-- EXERCISE --
Exactly repeat the material, dropping only the pictures.

[Extracted data entries]
+++++

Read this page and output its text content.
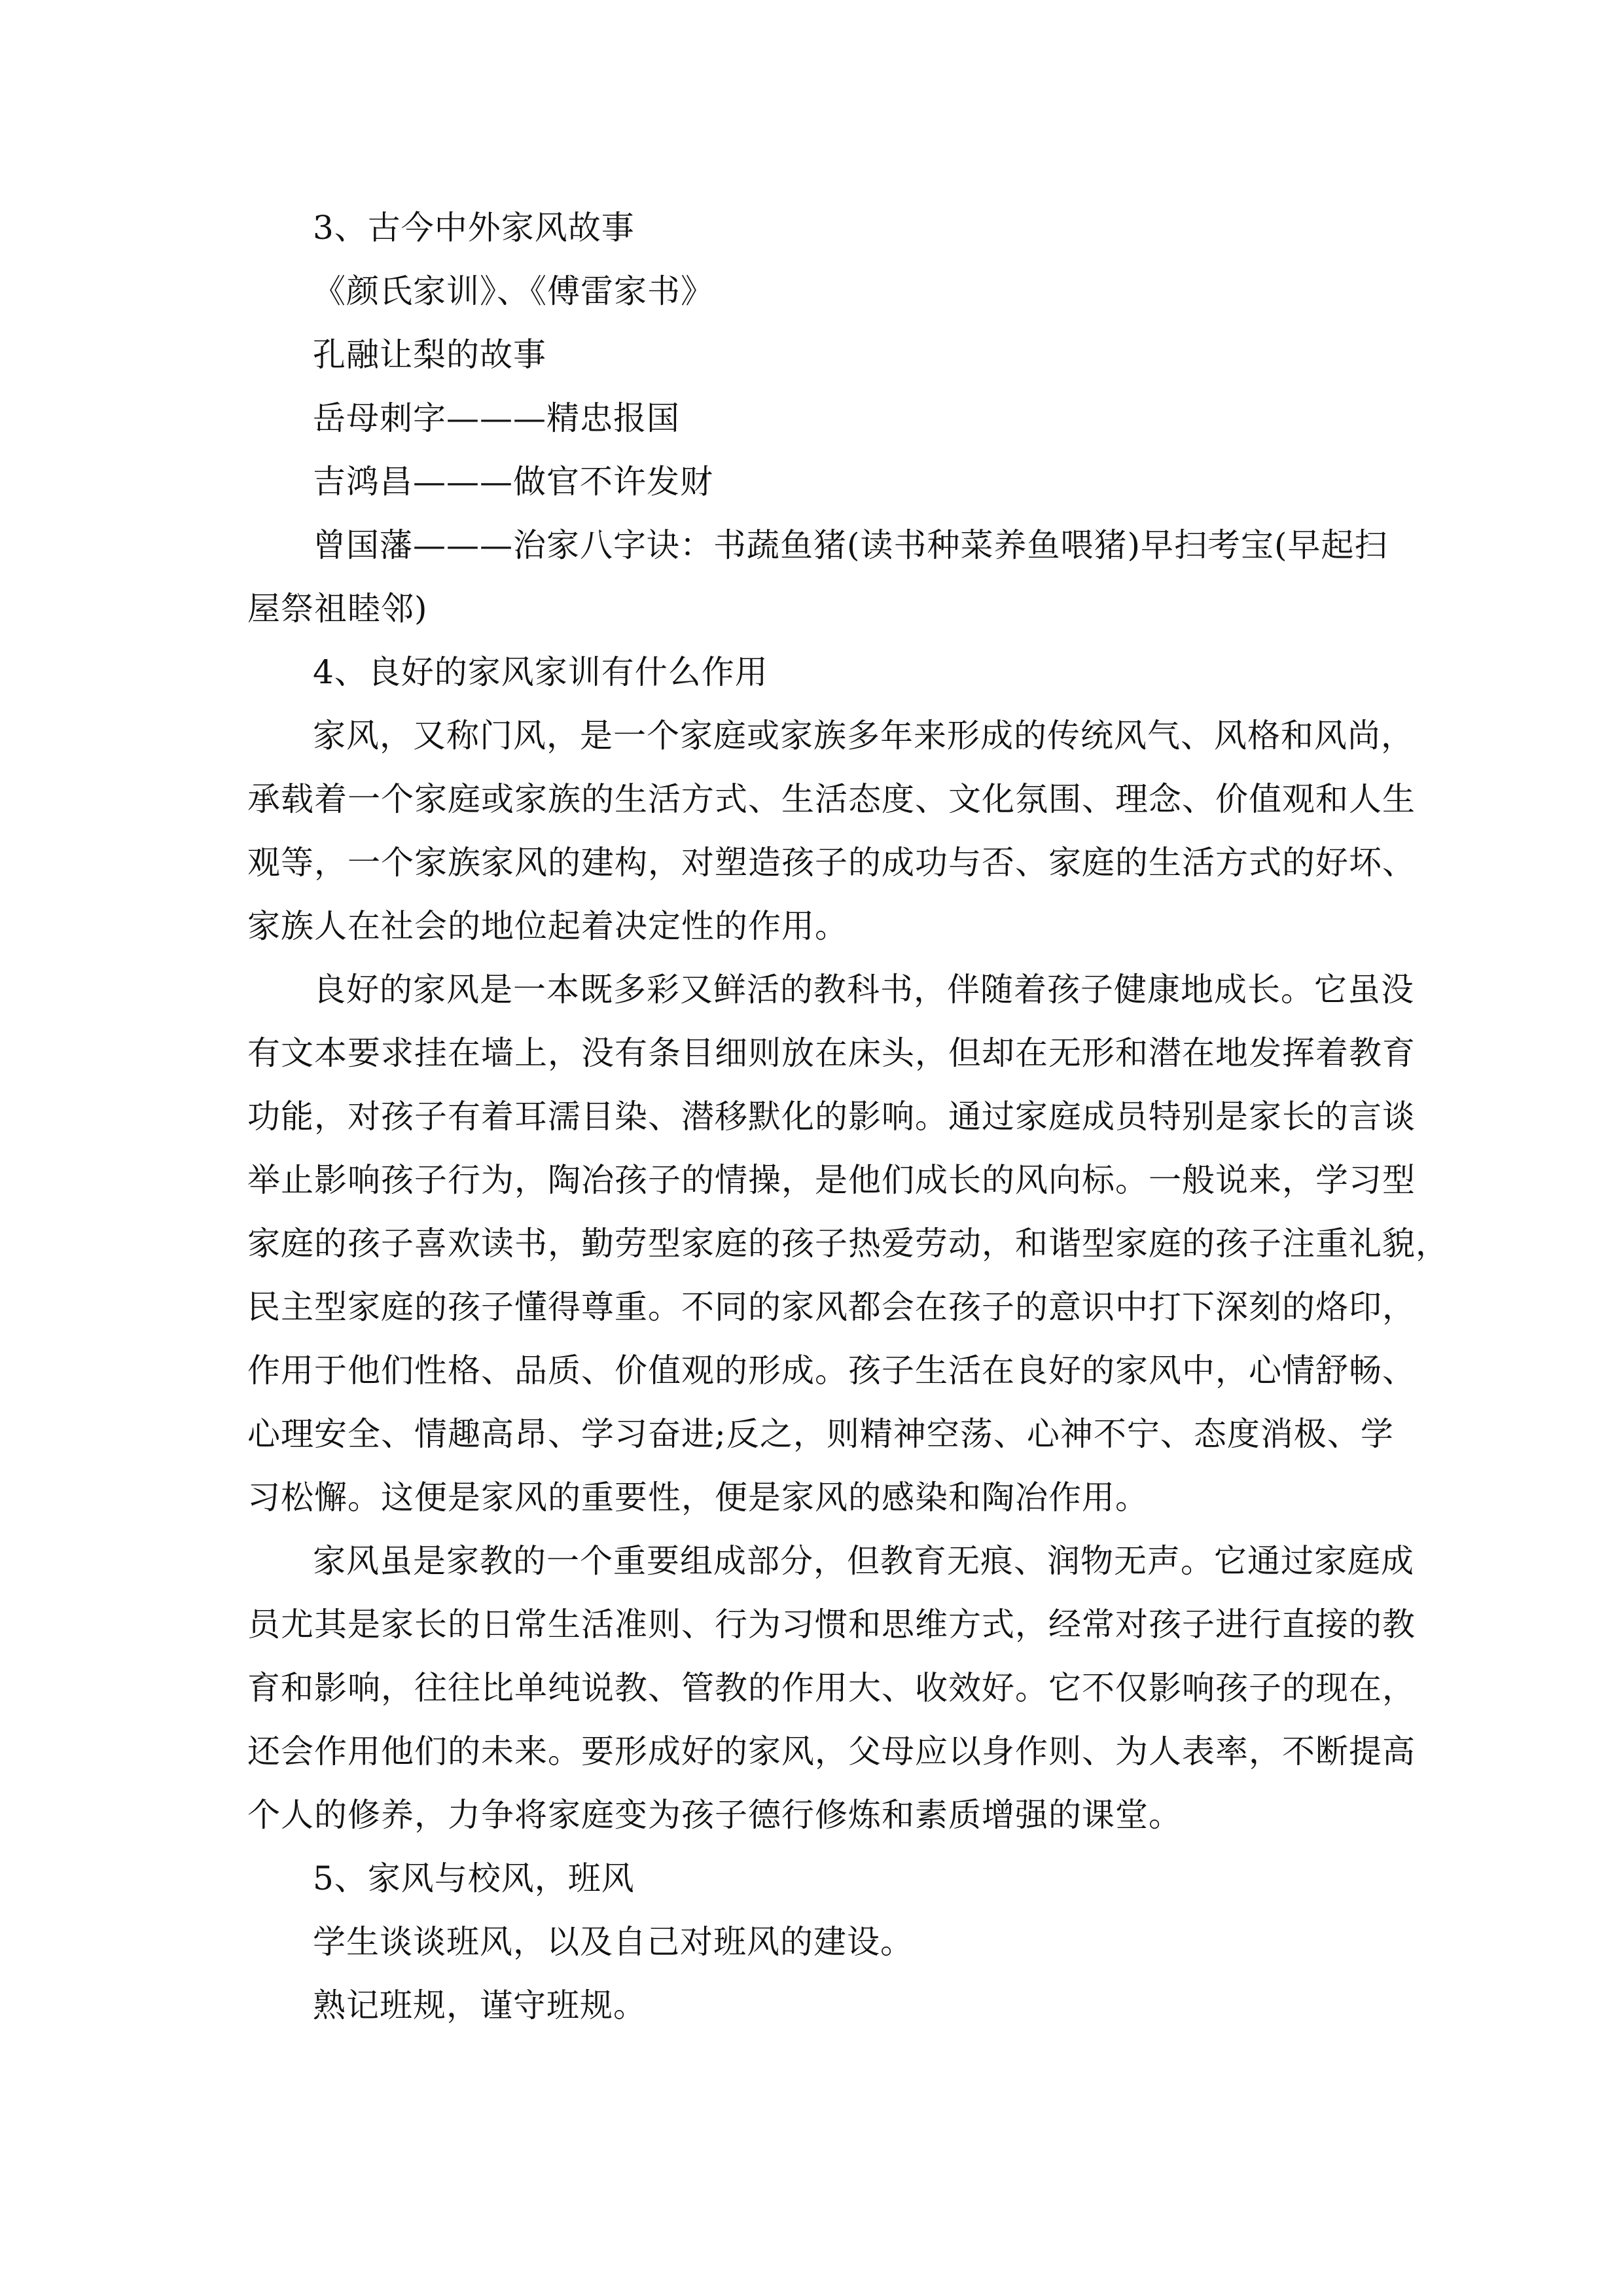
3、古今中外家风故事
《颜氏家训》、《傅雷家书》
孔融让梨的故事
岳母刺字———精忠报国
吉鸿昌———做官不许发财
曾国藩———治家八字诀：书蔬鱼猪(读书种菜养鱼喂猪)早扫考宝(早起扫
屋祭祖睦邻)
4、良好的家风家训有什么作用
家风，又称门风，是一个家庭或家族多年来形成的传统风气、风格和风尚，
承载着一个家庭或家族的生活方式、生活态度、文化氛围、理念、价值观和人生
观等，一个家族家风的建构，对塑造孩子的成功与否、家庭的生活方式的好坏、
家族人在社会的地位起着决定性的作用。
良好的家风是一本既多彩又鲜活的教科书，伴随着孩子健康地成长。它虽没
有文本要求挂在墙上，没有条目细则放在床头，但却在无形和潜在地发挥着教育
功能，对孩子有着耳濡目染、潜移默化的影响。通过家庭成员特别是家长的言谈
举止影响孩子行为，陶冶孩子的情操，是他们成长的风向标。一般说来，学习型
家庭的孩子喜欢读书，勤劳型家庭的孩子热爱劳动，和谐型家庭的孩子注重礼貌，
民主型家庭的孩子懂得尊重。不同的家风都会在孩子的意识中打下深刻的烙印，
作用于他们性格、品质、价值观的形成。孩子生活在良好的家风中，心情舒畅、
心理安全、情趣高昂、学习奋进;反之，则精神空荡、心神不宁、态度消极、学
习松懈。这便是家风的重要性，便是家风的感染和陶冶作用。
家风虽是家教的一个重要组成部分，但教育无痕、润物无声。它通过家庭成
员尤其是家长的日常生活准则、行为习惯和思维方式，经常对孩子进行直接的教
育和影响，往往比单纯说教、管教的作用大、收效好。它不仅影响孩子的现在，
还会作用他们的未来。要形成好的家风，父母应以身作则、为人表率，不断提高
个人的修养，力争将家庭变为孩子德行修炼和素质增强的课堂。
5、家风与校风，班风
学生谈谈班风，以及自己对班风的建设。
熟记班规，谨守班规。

+++++

-- TASK OUTPUT --
Read this page and output its text content.
3、古今中外家风故事
《颜氏家训》、《傅雷家书》
孔融让梨的故事
岳母刺字———精忠报国
吉鸿昌———做官不许发财
曾国藩———治家八字诀：书蔬鱼猪(读书种菜养鱼喂猪)早扫考宝(早起扫
屋祭祖睦邻)
4、良好的家风家训有什么作用
家风，又称门风，是一个家庭或家族多年来形成的传统风气、风格和风尚，
承载着一个家庭或家族的生活方式、生活态度、文化氛围、理念、价值观和人生
观等，一个家族家风的建构，对塑造孩子的成功与否、家庭的生活方式的好坏、
家族人在社会的地位起着决定性的作用。
良好的家风是一本既多彩又鲜活的教科书，伴随着孩子健康地成长。它虽没
有文本要求挂在墙上，没有条目细则放在床头，但却在无形和潜在地发挥着教育
功能，对孩子有着耳濡目染、潜移默化的影响。通过家庭成员特别是家长的言谈
举止影响孩子行为，陶冶孩子的情操，是他们成长的风向标。一般说来，学习型
家庭的孩子喜欢读书，勤劳型家庭的孩子热爱劳动，和谐型家庭的孩子注重礼貌，
民主型家庭的孩子懂得尊重。不同的家风都会在孩子的意识中打下深刻的烙印，
作用于他们性格、品质、价值观的形成。孩子生活在良好的家风中，心情舒畅、
心理安全、情趣高昂、学习奋进;反之，则精神空荡、心神不宁、态度消极、学
习松懈。这便是家风的重要性，便是家风的感染和陶冶作用。
家风虽是家教的一个重要组成部分，但教育无痕、润物无声。它通过家庭成
员尤其是家长的日常生活准则、行为习惯和思维方式，经常对孩子进行直接的教
育和影响，往往比单纯说教、管教的作用大、收效好。它不仅影响孩子的现在，
还会作用他们的未来。要形成好的家风，父母应以身作则、为人表率，不断提高
个人的修养，力争将家庭变为孩子德行修炼和素质增强的课堂。
5、家风与校风，班风
学生谈谈班风，以及自己对班风的建设。
熟记班规，谨守班规。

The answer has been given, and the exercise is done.